*What you will do*: Determine the count of lines holding "населенных" and give that count alone.

*Entries*:
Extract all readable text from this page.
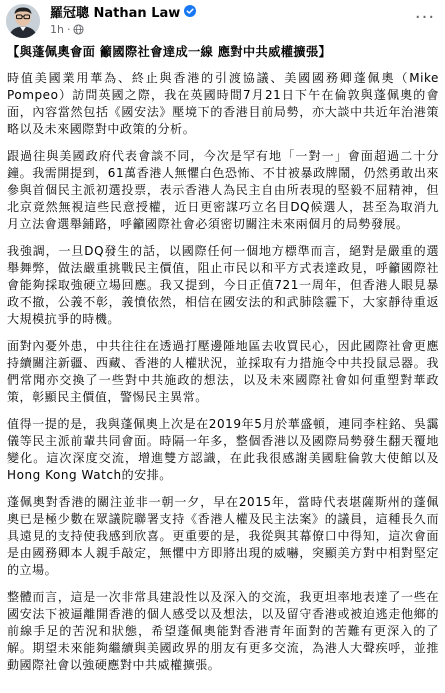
羅冠聰 Nathan Law
1h ·
···
【與蓬佩奧會面 籲國際社會達成一線 應對中共威權擴張】

時值美國業用華為、終止與香港的引渡協議、美國國務卿蓬佩奧（Mike Pompeo）訪問英國之際，我在英國時間7月21日下午在倫敦與蓬佩奧的會面，內容當然包括《國安法》壓境下的香港目前局勢，亦大談中共近年治港策略以及未來國際對中政策的分析。

跟過往與美國政府代表會談不同，今次是罕有地「一對一」會面超過二十分鐘。我需開提到，61萬香港人無懼白色恐怖、不甘被暴政牌鬧，仍然勇敢出來參與首個民主派初選投票，表示香港人為民主自由所表現的堅毅不屈精神，但北京竟然無視這些民意授權，近日更密謀巧立名目DQ候選人，甚至為取消九月立法會選舉鋪路，呼籲國際社會必須密切關注未來兩個月的局勢發展。

我強調，一旦DQ發生的話，以國際任何一個地方標準而言，絕對是嚴重的選舉舞弊，做法嚴重挑戰民主價值，阻止市民以和平方式表達政見，呼籲國際社會能夠採取強硬立場回應。我又提到，今日正值721一周年，但香港人眼見暴政不撤，公義不彰，義憤依然，相信在國安法的和武肺陰霾下，大家靜待重返大規模抗爭的時機。

面對內憂外患，中共往往在透過打壓邊陲地區去收買民心，因此國際社會更應持續關注新疆、西藏、香港的人權狀況，並採取有力措施令中共投鼠忌器。我們常聞亦交換了一些對中共施政的想法，以及未來國際社會如何重塑對華政策，彰顯民主價值，警惕民主異常。

值得一提的是，我與蓬佩奧上次是在2019年5月於華盛頓，連同李柱銘、吳靄儀等民主派前輩共同會面。時隔一年多，整個香港以及國際局勢發生翻天覆地變化。這次深度交流，增進雙方認識，在此我很感謝美國駐倫敦大使館以及Hong Kong Watch的安排。

蓬佩奧對香港的關注並非一朝一夕，早在2015年，當時代表堪薩斯州的蓬佩奧已是極少數在眾議院聯署支持《香港人權及民主法案》的議員，這種長久而具遠見的支持使我感到欣喜。更重要的是，我從與其幕僚口中得知，這次會面是由國務卿本人親手敲定，無懼中方即將出現的威嚇，突顯美方對中相對堅定的立場。

整體而言，這是一次非常具建設性以及深入的交流，我更坦率地表達了一些在國安法下被逼離開香港的個人感受以及想法，以及留守香港或被迫逃走他鄉的前線手足的苦況和狀態，希望蓬佩奧能對香港青年面對的苦難有更深入的了解。期望未來能夠繼續與美國政界的朋友有更多交流，為港人大聲疾呼，並推動國際社會以強硬應對中共威權擴張。
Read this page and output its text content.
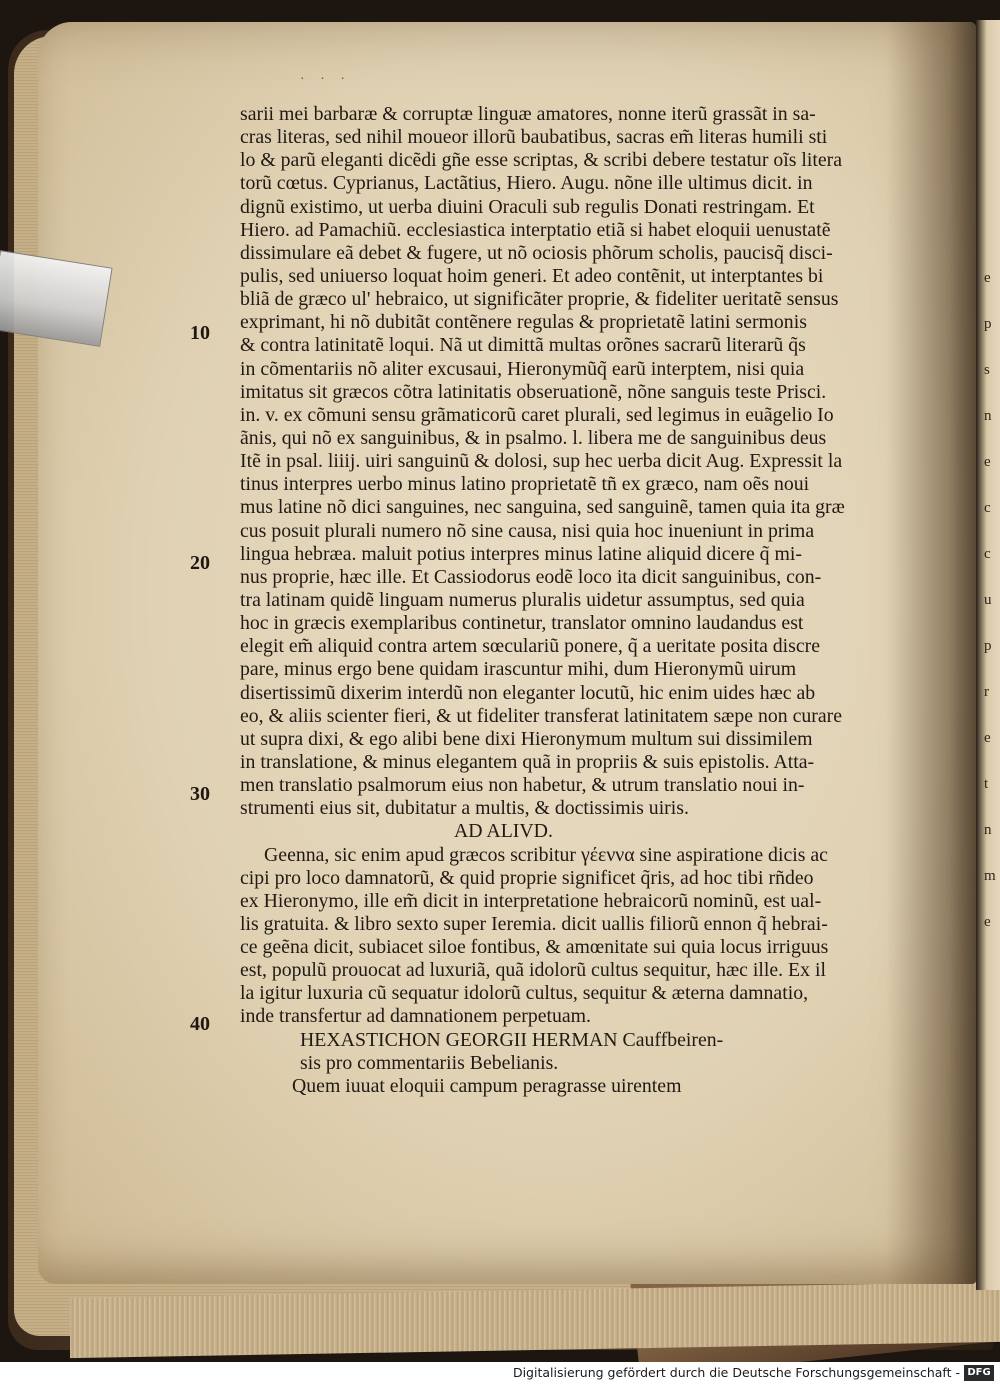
e
p
s
n
e
c
c
u
p
r
e
t
n
m
e
· · ·
sarii mei barbaræ & corruptæ linguæ amatores, nonne iterũ grassãt in sa-
cras literas, sed nihil moueor illorũ baubatibus, sacras em̃ literas humili sti
lo & parũ eleganti dicẽdi gñe esse scriptas, & scribi debere testatur oĩs litera
torũ cœtus. Cyprianus, Lactãtius, Hiero. Augu. nõne ille ultimus dicit. in
dignũ existimo, ut uerba diuini Oraculi sub regulis Donati restringam. Et
Hiero. ad Pamachiũ. ecclesiastica interptatio etiã si habet eloquii uenustatẽ
dissimulare eã debet & fugere, ut nõ ociosis phõrum scholis, paucisq̃ disci-
pulis, sed uniuerso loquat hoim generi. Et adeo contẽnit, ut interptantes bi
bliã de græco ul' hebraico, ut significãter proprie, & fideliter ueritatẽ sensus
exprimant, hi nõ dubitãt contẽnere regulas & proprietatẽ latini sermonis
& contra latinitatẽ loqui. Nã ut dimittã multas orõnes sacrarũ literarũ q̃s
in cõmentariis nõ aliter excusaui, Hieronymũq̃ earũ interptem, nisi quia
imitatus sit græcos cõtra latinitatis obseruationẽ, nõne sanguis teste Prisci.
in. v. ex cõmuni sensu grãmaticorũ caret plurali, sed legimus in euãgelio Io
ãnis, qui nõ ex sanguinibus, & in psalmo. l. libera me de sanguinibus deus
Itẽ in psal. liiij. uiri sanguinũ & dolosi, sup hec uerba dicit Aug. Expressit la
tinus interpres uerbo minus latino proprietatẽ tñ ex græco, nam oẽs noui
mus latine nõ dici sanguines, nec sanguina, sed sanguinẽ, tamen quia ita græ
cus posuit plurali numero nõ sine causa, nisi quia hoc inueniunt in prima
lingua hebræa. maluit potius interpres minus latine aliquid dicere q̃ mi-
nus proprie, hæc ille. Et Cassiodorus eodẽ loco ita dicit sanguinibus, con-
tra latinam quidẽ linguam numerus pluralis uidetur assumptus, sed quia
hoc in græcis exemplaribus continetur, translator omnino laudandus est
elegit em̃ aliquid contra artem sœculariũ ponere, q̃ a ueritate posita discre
pare, minus ergo bene quidam irascuntur mihi, dum Hieronymũ uirum
disertissimũ dixerim interdũ non eleganter locutũ, hic enim uides hæc ab
eo, & aliis scienter fieri, & ut fideliter transferat latinitatem sæpe non curare
ut supra dixi, & ego alibi bene dixi Hieronymum multum sui dissimilem
in translatione, & minus elegantem quã in propriis & suis epistolis. Atta-
men translatio psalmorum eius non habetur, & utrum translatio noui in-
strumenti eius sit, dubitatur a multis, & doctissimis uiris.
AD ALIVD.
Geenna, sic enim apud græcos scribitur γέεννα sine aspiratione dicis ac
cipi pro loco damnatorũ, & quid proprie significet q̃ris, ad hoc tibi rñdeo
ex Hieronymo, ille em̃ dicit in interpretatione hebraicorũ nominũ, est ual-
lis gratuita. & libro sexto super Ieremia. dicit uallis filiorũ ennon q̃ hebrai-
ce geẽna dicit, subiacet siloe fontibus, & amœnitate sui quia locus irriguus
est, populũ prouocat ad luxuriã, quã idolorũ cultus sequitur, hæc ille. Ex il
la igitur luxuria cũ sequatur idolorũ cultus, sequitur & æterna damnatio,
inde transfertur ad damnationem perpetuam.
HEXASTICHON GEORGII HERMAN Cauffbeiren-
sis pro commentariis Bebelianis.
Quem iuuat eloquii campum peragrasse uirentem
10
20
30
40
Digitalisierung gefördert durch die Deutsche Forschungsgemeinschaft - DFG
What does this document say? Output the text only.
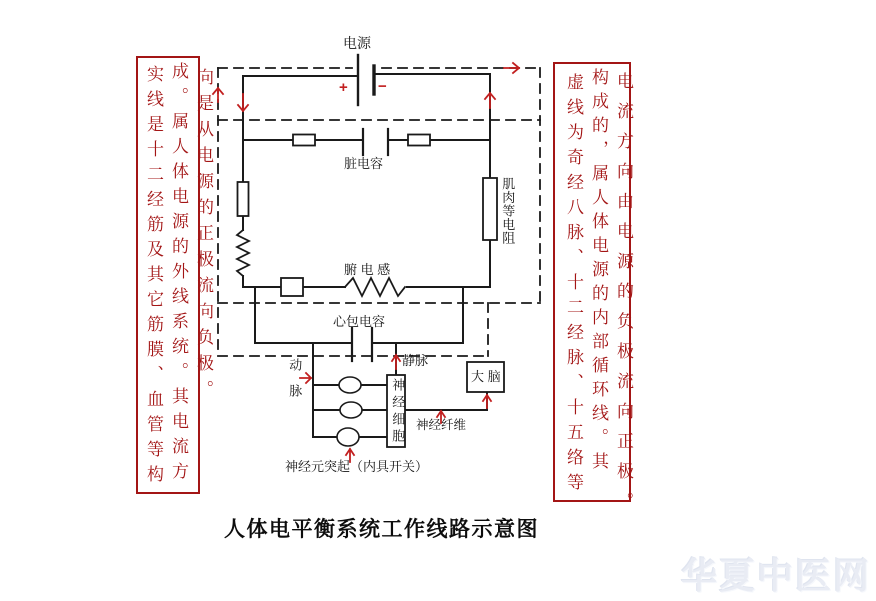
实线是十二经筋及其它筋膜、血管等构 成。属人体电源的外线系统。其电流方 向是从电源的正极流向负极。	虚线为奇经八脉、十二经脉、十五络等 构成的，属人体电源的内部循环线。其 电流方向由电源的负极流向正极。
电源
+ −
脏电容
肌肉等电阻
腑 电 感
心包电容
动脉	静脉
神经细胞
大 脑
神经纤维
神经元突起（内具开关）
人体电平衡系统工作线路示意图
华夏中医网
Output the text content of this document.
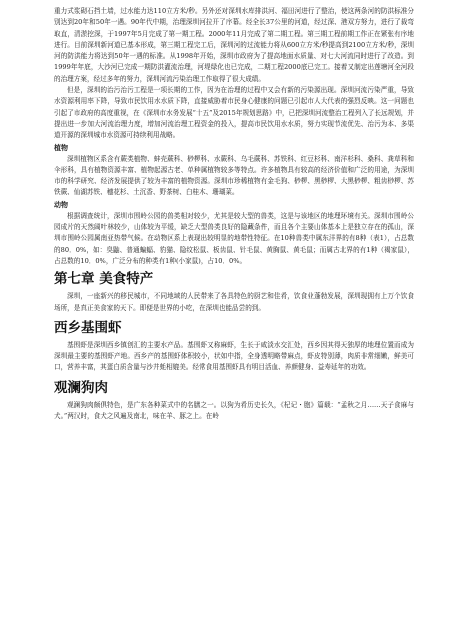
重力式浆砌石挡土墙，过水能力达110立方米/秒。另外还对深圳水库排洪河、福田河进行了整治，使这两条河的防洪标准分别达到20年和50年一遇。90年代中期，治理深圳河拉开了序幕。经全长37公里的河道，经过深、港双方努力，进行了裁弯取直，清淤挖深，于1997年5月完成了第一期工程。2000年11月完成了第二期工程。第三期工程前期工作正在紧张有序地进行。目前深圳新河道已基本形成，第三期工程完工后，深圳河的过流能力将从600立方米/秒提高到2100立方米/秒，深圳河的防洪能力将达到50年一遇的标准。从1998年开始，深圳市政府为了提高地面水质量、对七大河流同时进行了改造。到1999年年底，大沙河已完成一期防洪灌流治理，河堤绿化也已完成，二期工程2000底已完工。接着又制定出莲塘河全河段的治理方案，经过多年的努力，深圳河流污染治理工作取得了很大成绩。

但是，深圳的治污治污工程是一项长期的工作，因为在治理的过程中又会有新的污染源出现。深圳河流污染严重，导致水资源利用率下降，导致市民饮用水水质下降，直接威胁着市民身心健康的问题已引起市人大代表的强烈反映。这一问题也引起了市政府的高度重视，在《深圳市水务发展“十五”及2015年规划思路》中，已把深圳河流整治工程列入了长远规划，并提出进一步加大河流治理力度，增加河流治理工程资金的投入，提高市民饮用水水质，努力实现节流优先、治污为本、多渠道开源的深圳城市水资源可持续利用战略。

植物

深圳植物区系含有蕨类植物、蚌壳蕨科、桫椤科、水蕨科、乌毛蕨科、苏铁科、红豆杉科、南洋杉科、桑科、龚草科和伞形科，具有植物资源丰富、植物起源古老、单种属植物较多等特点。许多植物具有较高的经济价值和广泛的用途，为深圳市的科学研究、经济发展提供了较为丰富的植物资源。深圳市珍稀植物有金毛狗、桫椤、黑桫椤、大黑桫椤、粗齿桫椤、苏铁蕨、仙湖苏铁、穗花杉、土沉香、野茶树、白桂木、珊瑚菜。

动物

根据调查统计，深圳市围岭公园的兽类相对较少，尤其是较大型的兽类，这是与该地区的地理环境有关。深圳市围岭公园成片的天然阔叶林较少，山体较为平缓，缺乏大型兽类良好的隐藏条件，而且各个主要山体基本上是独立存在的孤山，深圳市围岭公园属南亚热带气候。在动物区系上表现出较明显的地带性特征。在10种兽类中属东洋界的有8种（表1），占总数的80．0%，如：臭鼬、普通蝙蝠、豹猫、隐纹松鼠、板齿鼠、针毛鼠、黄胸鼠、黄毛鼠；而属古北界的有1种（褐家鼠），占总数的10．0%，广泛分布的种类有1种(小家鼠)，占10．0%。

第七章 美食特产

深圳，一座新兴的移民城市，不同地域的人民带来了各具特色的厨艺和佳肴，饮食业蓬勃发展，深圳现拥有上万个饮食场所，是真正美食家的天下。即便是世界的小吃，在深圳也能品尝的到。

西乡基围虾

基围虾是深圳西乡镇创汇的主要水产品。基围虾又称麻虾，生长于咸淡水交汇处，西乡因其得天独厚的地理位置而成为深圳最主要的基围虾产地。西乡产的基围虾体积较小，状如中指，全身透明略带麻点，虾皮特别薄，肉质非常细嫩，鲜美可口，营养丰富，其蛋白质含量与沙井蚝相媲美。经常食用基围虾具有明目活血、养颜健身、益寿延年的功效。

观澜狗肉

观澜狗肉颇俱特色，是广东各种菜式中的名膳之一。以狗为肴历史长久，《杞记・胞》篇载：“孟秋之月……天子食麻与犬。”两汉时，食犬之风遍及南北，味在羊、豚之上。在岭
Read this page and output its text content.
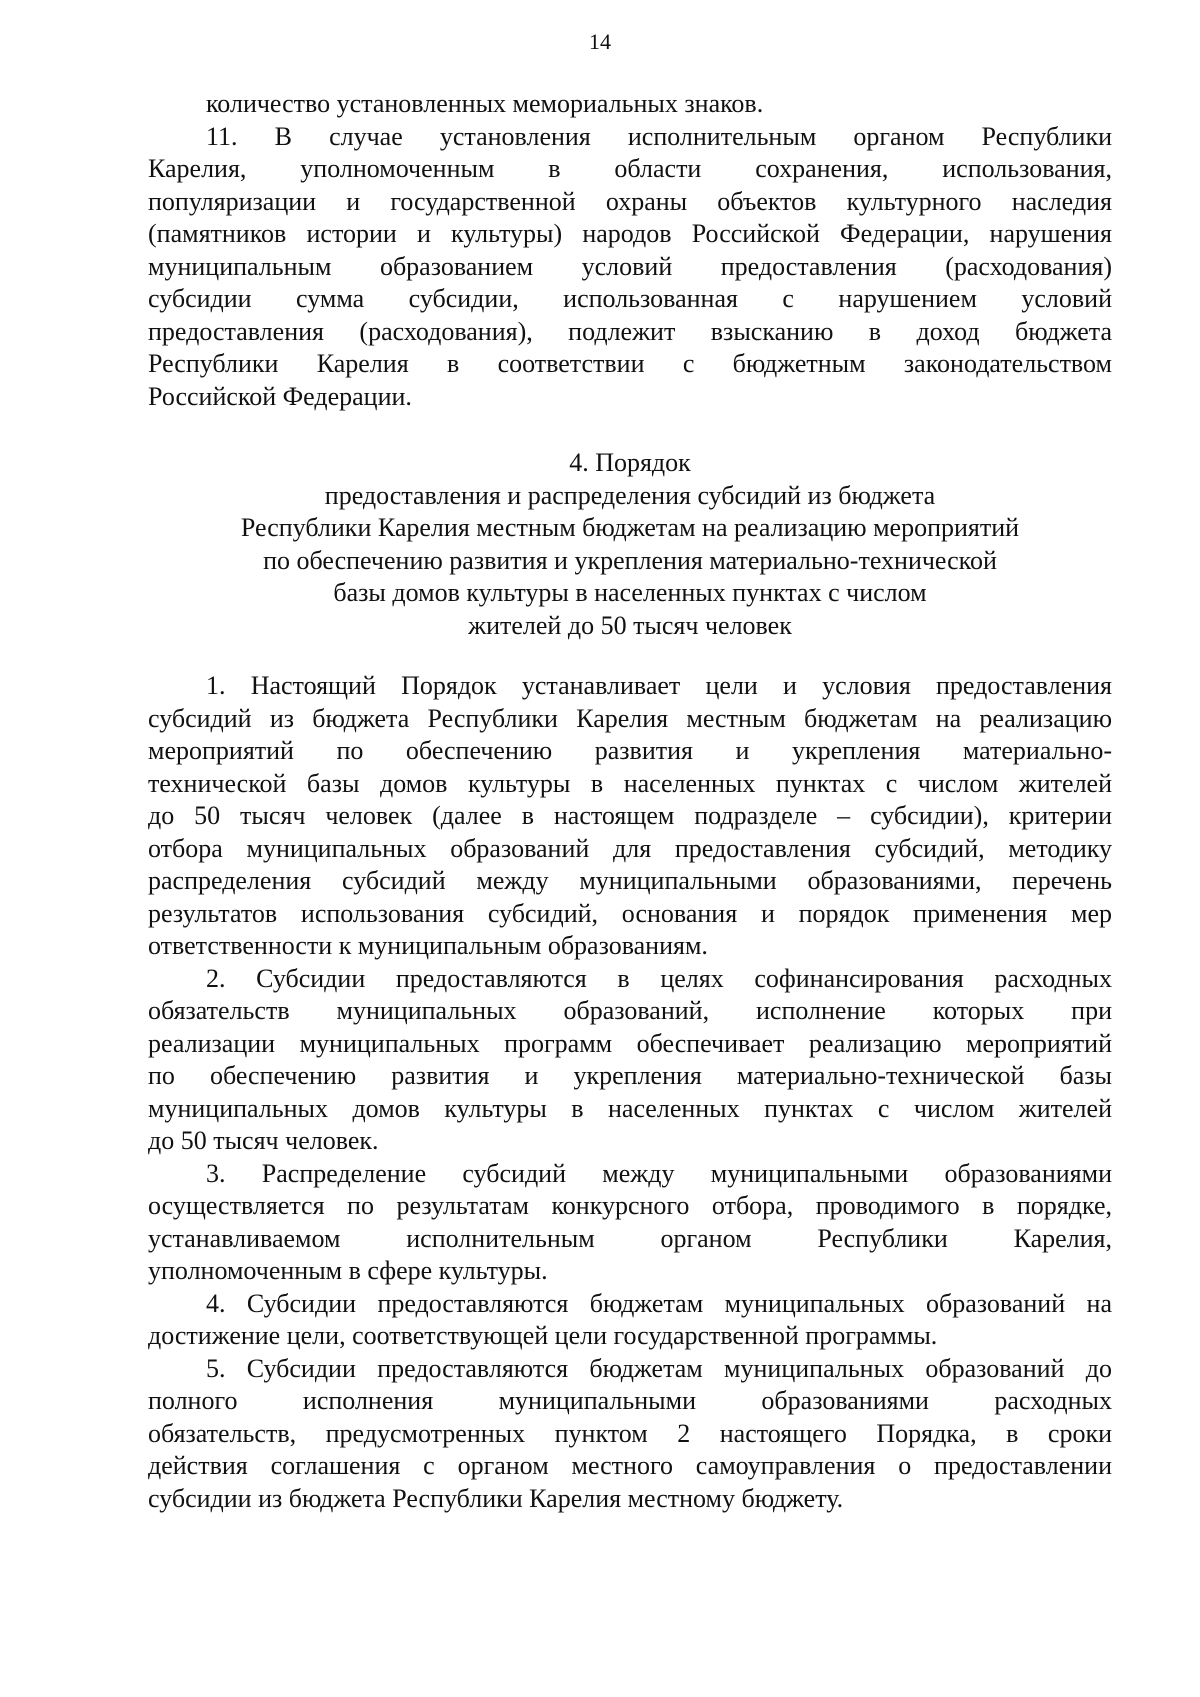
14
количество установленных мемориальных знаков.
11. В случае установления исполнительным органом Республики
Карелия, уполномоченным в области сохранения, использования,
популяризации и государственной охраны объектов культурного наследия
(памятников истории и культуры) народов Российской Федерации, нарушения
муниципальным образованием условий предоставления (расходования)
субсидии сумма субсидии, использованная с нарушением условий
предоставления (расходования), подлежит взысканию в доход бюджета
Республики Карелия в соответствии с бюджетным законодательством
Российской Федерации.
4. Порядок
предоставления и распределения субсидий из бюджета
Республики Карелия местным бюджетам на реализацию мероприятий
по обеспечению развития и укрепления материально-технической
базы домов культуры в населенных пунктах с числом
жителей до 50 тысяч человек
1. Настоящий Порядок устанавливает цели и условия предоставления
субсидий из бюджета Республики Карелия местным бюджетам на реализацию
мероприятий по обеспечению развития и укрепления материально-
технической базы домов культуры в населенных пунктах с числом жителей
до 50 тысяч человек (далее в настоящем подразделе – субсидии), критерии
отбора муниципальных образований для предоставления субсидий, методику
распределения субсидий между муниципальными образованиями, перечень
результатов использования субсидий, основания и порядок применения мер
ответственности к муниципальным образованиям.
2. Субсидии предоставляются в целях софинансирования расходных
обязательств муниципальных образований, исполнение которых при
реализации муниципальных программ обеспечивает реализацию мероприятий
по обеспечению развития и укрепления материально-технической базы
муниципальных домов культуры в населенных пунктах с числом жителей
до 50 тысяч человек.
3. Распределение субсидий между муниципальными образованиями
осуществляется по результатам конкурсного отбора, проводимого в порядке,
устанавливаемом исполнительным органом Республики Карелия,
уполномоченным в сфере культуры.
4. Субсидии предоставляются бюджетам муниципальных образований на
достижение цели, соответствующей цели государственной программы.
5. Субсидии предоставляются бюджетам муниципальных образований до
полного исполнения муниципальными образованиями расходных
обязательств, предусмотренных пунктом 2 настоящего Порядка, в сроки
действия соглашения с органом местного самоуправления о предоставлении
субсидии из бюджета Республики Карелия местному бюджету.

*Written reply*: 3